**SOURCE PASSAGE**
━━━━━━━━━━━━━━━━

# ABGA registration & transfers



## KymberLeAnn (Sep 16, 2012)

Hi, i'm 17 years old & kind of new to the goat industry, I have a few questions about ABGA.
I purchased a fullblood boer buck in August & was wondering if I need to be a member of ABGA to transfer his paperwork to my name.
& I am also looking at a fullblood Doe who is not registered but they say she could be, what would it take to register & do i have to be a member?

Thanks!


----------



## ksalvagno (Oct 6, 2009)

Welcome to TGS! :wave:

It is usually easier to register and transfer if you belong. I don't know about ABGA in particular though.

In order to register a goat that you have bought you will need the registration and proper paperwork to register. You could always call ABGA. The registries are usually pretty helpful.


----------



## toth boer goats (Jul 20, 2008)

━━━━━━━━━━━━━━━━

**WHAT IS REQUIRED**
In the forum thread about ABGA registration, what animal did the first poster buy in August?

Element location data:
━━━━━━━━━━━━━━━━

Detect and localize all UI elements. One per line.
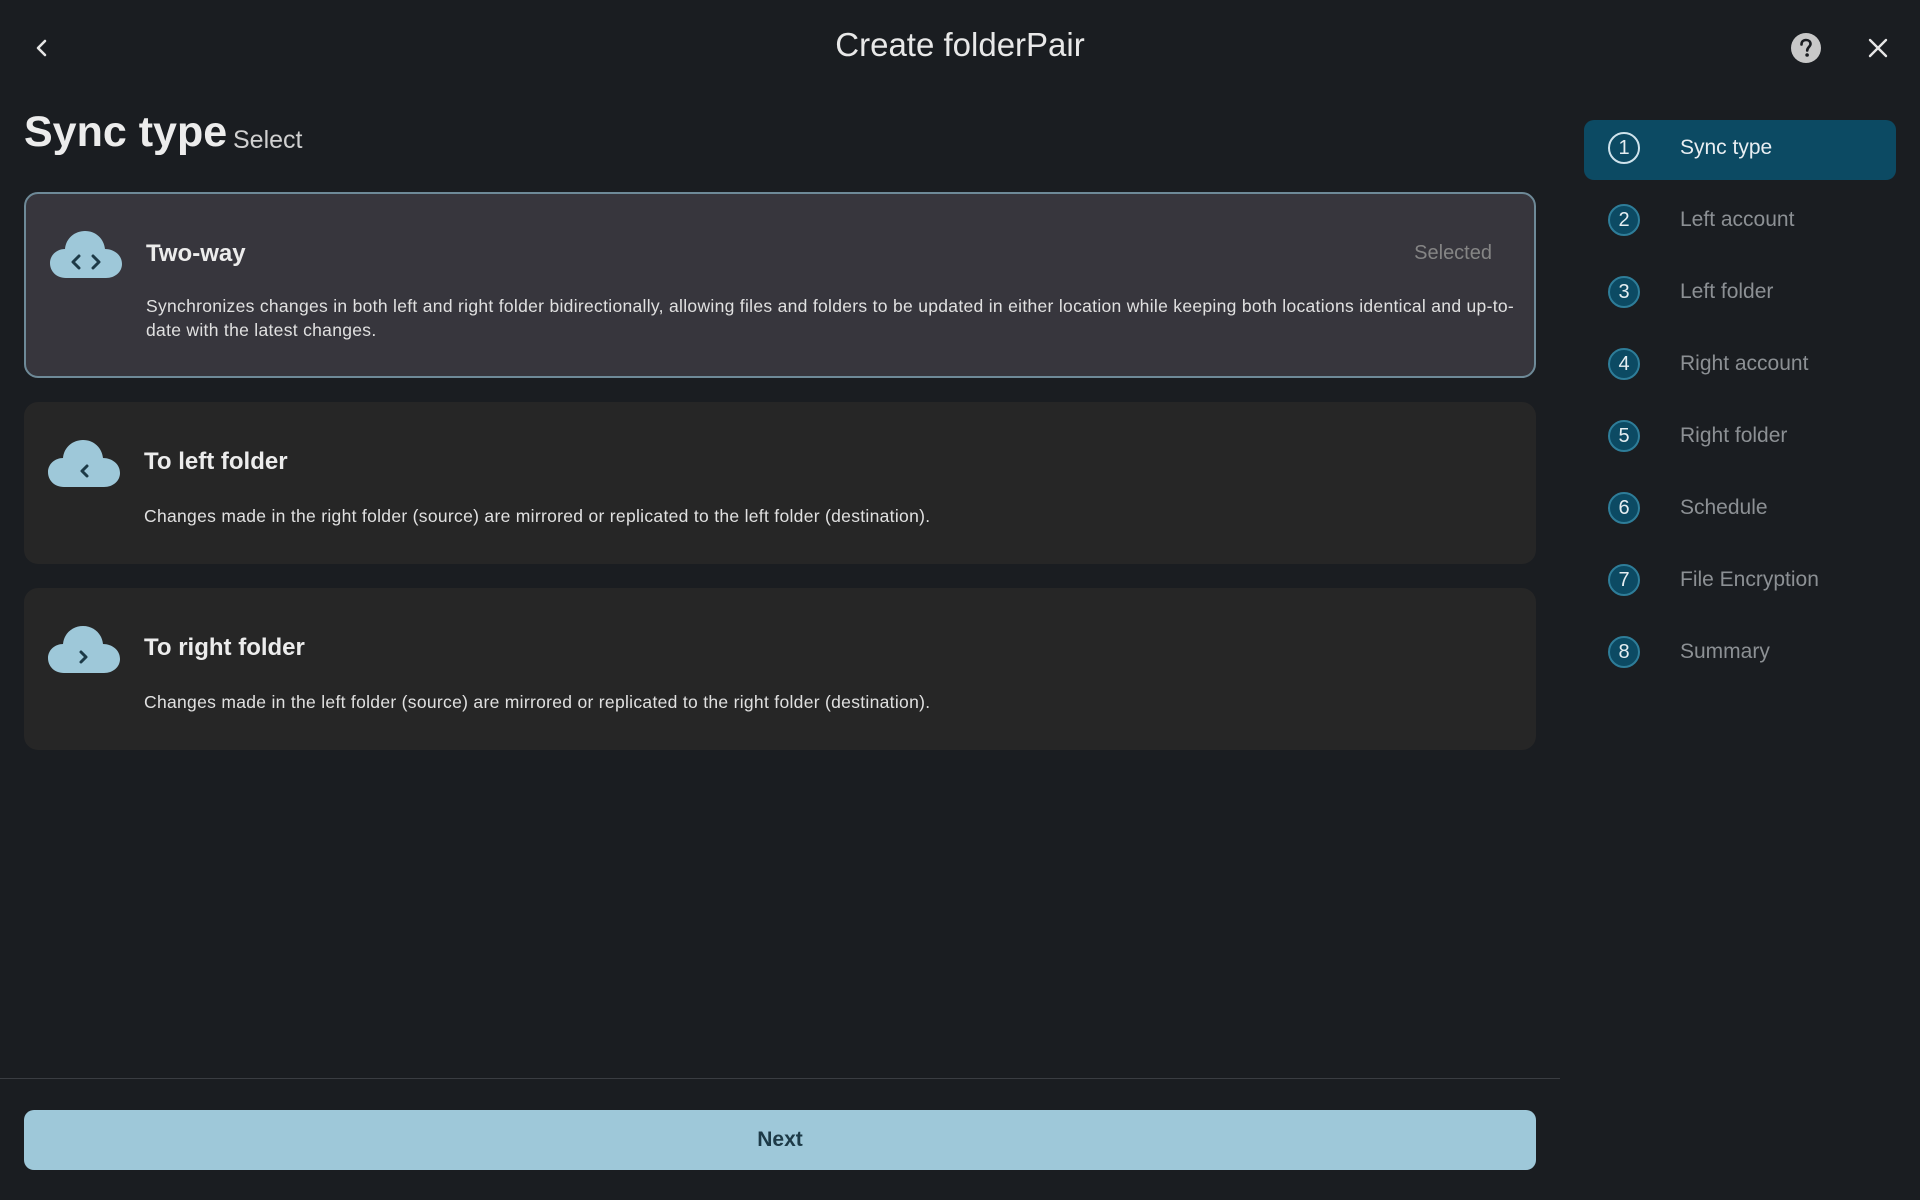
option-to-right-folder[interactable]: To right folder Changes made in the left… [24, 588, 1536, 750]
option-description: Changes made in the left folder (source)… [144, 692, 931, 712]
step-left-folder[interactable]: 3 Left folder [1584, 264, 1896, 324]
step-number: 1 [1608, 132, 1640, 164]
step-number: 5 [1608, 420, 1640, 452]
step-label: Schedule [1680, 496, 1768, 519]
section-subtitle: Select [233, 126, 303, 154]
selected-badge: Selected [1414, 242, 1492, 264]
step-label: Sync type [1680, 136, 1773, 159]
dialog-title: Create folderPair [835, 26, 1085, 63]
option-description: Changes made in the right folder (source… [144, 506, 931, 526]
step-file-encryption[interactable]: 7 File Encryption [1584, 552, 1896, 612]
step-schedule[interactable]: 6 Schedule [1584, 480, 1896, 540]
cloud-sync-icon [50, 231, 122, 278]
step-sync-type[interactable]: 1 Sync type [1584, 120, 1896, 180]
option-title: Two-way [146, 240, 246, 267]
step-summary[interactable]: 8 Summary [1584, 624, 1896, 684]
back-button[interactable] [22, 28, 62, 68]
step-number: 6 [1608, 492, 1640, 524]
create-folderpair-dialog: Create folderPair Sync type Select Two-w… [0, 0, 1920, 1200]
step-right-account[interactable]: 4 Right account [1584, 336, 1896, 396]
help-icon [1791, 33, 1821, 63]
chevron-left-icon [36, 39, 47, 57]
step-label: Right folder [1680, 424, 1788, 447]
step-left-account[interactable]: 2 Left account [1584, 192, 1896, 252]
step-label: Right account [1680, 352, 1809, 375]
wizard-stepper: 1 Sync type 2 Left account 3 Left folder… [1584, 120, 1896, 696]
step-label: Left folder [1680, 280, 1774, 303]
step-number: 7 [1608, 564, 1640, 596]
section-title: Sync type [24, 108, 228, 156]
option-two-way[interactable]: Two-way Selected Synchronizes changes in… [24, 192, 1536, 378]
step-number: 2 [1608, 204, 1640, 236]
step-number: 8 [1608, 636, 1640, 668]
footer-divider [0, 1078, 1560, 1079]
option-title: To left folder [144, 448, 288, 475]
step-label: Summary [1680, 640, 1770, 663]
cloud-left-icon [48, 440, 120, 487]
step-number: 3 [1608, 276, 1640, 308]
option-to-left-folder[interactable]: To left folder Changes made in the right… [24, 402, 1536, 564]
close-button[interactable] [1858, 28, 1898, 68]
step-label: File Encryption [1680, 568, 1819, 591]
close-icon [1868, 38, 1888, 58]
cloud-right-icon [48, 626, 120, 673]
option-title: To right folder [144, 634, 305, 661]
help-button[interactable] [1786, 28, 1826, 68]
option-description: Synchronizes changes in both left and ri… [146, 296, 1515, 340]
step-label: Left account [1680, 208, 1795, 231]
step-right-folder[interactable]: 5 Right folder [1584, 408, 1896, 468]
step-number: 4 [1608, 348, 1640, 380]
next-button[interactable]: Next [24, 1110, 1536, 1170]
header: Create folderPair [0, 0, 1920, 96]
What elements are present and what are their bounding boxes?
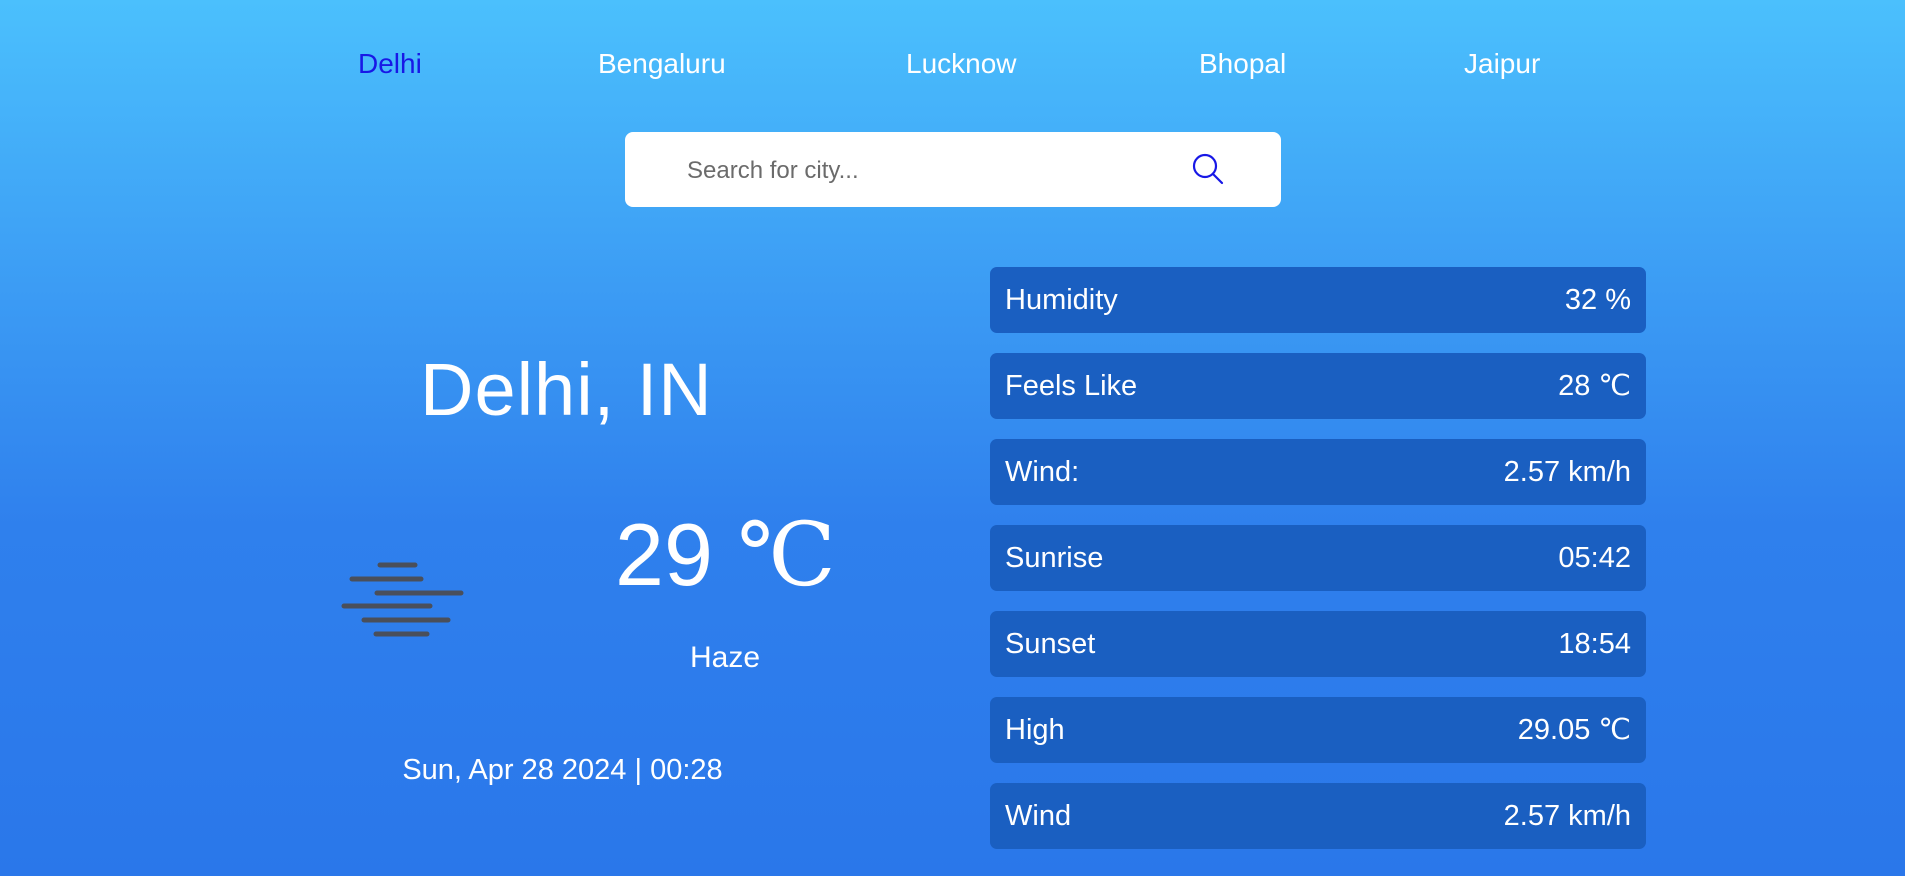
stat-sunset: Sunset 18:54 (990, 611, 1646, 677)
city-nav: Delhi Bengaluru Lucknow Bhopal Jaipur (0, 44, 1905, 84)
stat-wind: Wind: 2.57 km/h (990, 439, 1646, 505)
stat-sunrise: Sunrise 05:42 (990, 525, 1646, 591)
stat-label: Wind: (1005, 456, 1080, 488)
nav-city-lucknow[interactable]: Lucknow (906, 44, 1017, 84)
stat-value: 29.05 ℃ (1517, 714, 1631, 746)
nav-city-bhopal[interactable]: Bhopal (1199, 44, 1286, 84)
stat-label: Feels Like (1005, 370, 1138, 402)
stat-high: High 29.05 ℃ (990, 697, 1646, 763)
stat-humidity: Humidity 32 % (990, 267, 1646, 333)
search-icon[interactable] (1191, 152, 1225, 186)
stat-label: Humidity (1005, 284, 1118, 316)
search-input[interactable] (685, 150, 1169, 192)
stat-value: 2.57 km/h (1503, 800, 1631, 832)
temperature-unit: ℃ (737, 503, 836, 606)
weather-condition: Haze (689, 641, 761, 674)
stat-value: 28 ℃ (1558, 370, 1631, 402)
temperature-value: 29 (615, 505, 713, 604)
nav-city-bengaluru[interactable]: Bengaluru (598, 44, 726, 84)
temperature-display: 29 ℃ (615, 505, 836, 605)
search-bar (625, 132, 1281, 207)
nav-city-jaipur[interactable]: Jaipur (1464, 44, 1540, 84)
local-datetime: Sun, Apr 28 2024 | 00:28 (402, 754, 723, 786)
haze-icon (340, 560, 468, 642)
stat-feels-like: Feels Like 28 ℃ (990, 353, 1646, 419)
stat-wind-speed: Wind 2.57 km/h (990, 783, 1646, 849)
stat-value: 18:54 (1558, 628, 1631, 660)
nav-city-delhi[interactable]: Delhi (358, 44, 422, 84)
stat-label: Sunrise (1005, 542, 1104, 574)
stat-label: Wind (1005, 800, 1072, 832)
stat-value: 2.57 km/h (1503, 456, 1631, 488)
stat-value: 32 % (1564, 284, 1631, 316)
stat-label: Sunset (1005, 628, 1096, 660)
stat-label: High (1005, 714, 1065, 746)
weather-details: Humidity 32 % Feels Like 28 ℃ Wind: 2.57… (990, 267, 1646, 869)
city-title: Delhi, IN (420, 348, 713, 431)
stat-value: 05:42 (1558, 542, 1631, 574)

━━━━━━━━━━━━━━━━

**WRITTEN ANSWER**
A fullblood boer buck.